§ **Problem**
Select every line below containing the word "aceto".

§ **Records provided**
▽
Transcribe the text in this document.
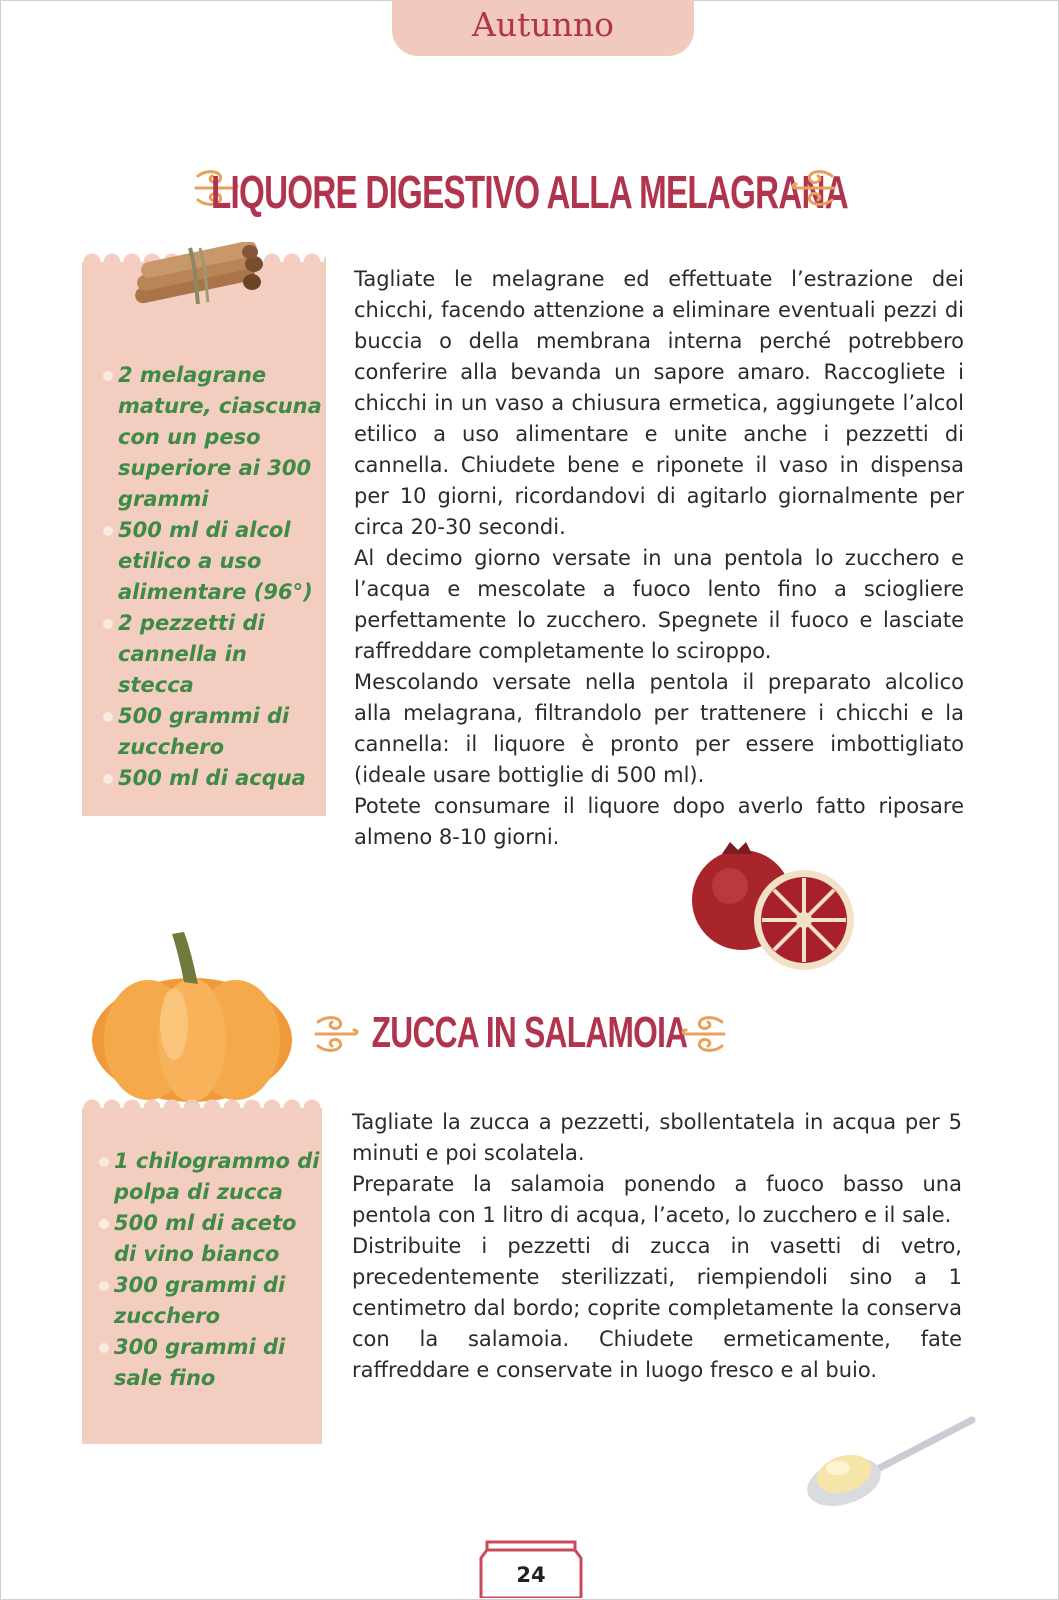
Autunno
LIQUORE DIGESTIVO ALLA MELAGRANA
2 melagrane mature, ciascuna con un peso superiore ai 300 grammi
500 ml di alcol etilico a uso alimentare (96°)
2 pezzetti di cannella in stecca
500 grammi di zucchero
500 ml di acqua

Tagliate le melagrane ed effettuate l’estrazione dei chicchi, facendo attenzione a eliminare eventuali pezzi di buccia o della membrana interna perché potrebbero conferire alla bevanda un sapore amaro. Raccogliete i chicchi in un vaso a chiusura ermetica, aggiungete l’alcol etilico a uso alimentare e unite anche i pezzetti di cannella. Chiudete bene e riponete il vaso in dispensa per 10 giorni, ricordandovi di agitarlo giornalmente per circa 20-30 secondi.

Al decimo giorno versate in una pentola lo zucchero e l’acqua e mescolate a fuoco lento fino a sciogliere perfettamente lo zucchero. Spegnete il fuoco e lasciate raffreddare completamente lo sciroppo.

Mescolando versate nella pentola il preparato alcolico alla melagrana, filtrandolo per trattenere i chicchi e la cannella: il liquore è pronto per essere imbottigliato (ideale usare bottiglie di 500 ml).

Potete consumare il liquore dopo averlo fatto riposare almeno 8-10 giorni.

ZUCCA IN SALAMOIA
1 chilogrammo di polpa di zucca
500 ml di aceto di vino bianco
300 grammi di zucchero
300 grammi di sale fino

Tagliate la zucca a pezzetti, sbollentatela in acqua per 5 minuti e poi scolatela.

Preparate la salamoia ponendo a fuoco basso una pentola con 1 litro di acqua, l’aceto, lo zucchero e il sale.

Distribuite i pezzetti di zucca in vasetti di vetro, precedentemente sterilizzati, riempiendoli sino a 1 centimetro dal bordo; coprite completamente la conserva con la salamoia. Chiudete ermeticamente, fate raffreddare e conservate in luogo fresco e al buio.

24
△
§ **Response to the exercise**
500 ml di aceto di vino bianco
Preparate la salamoia ponendo a fuoco basso una pentola con 1 litro di acqua, l’aceto, lo zucchero e il sale.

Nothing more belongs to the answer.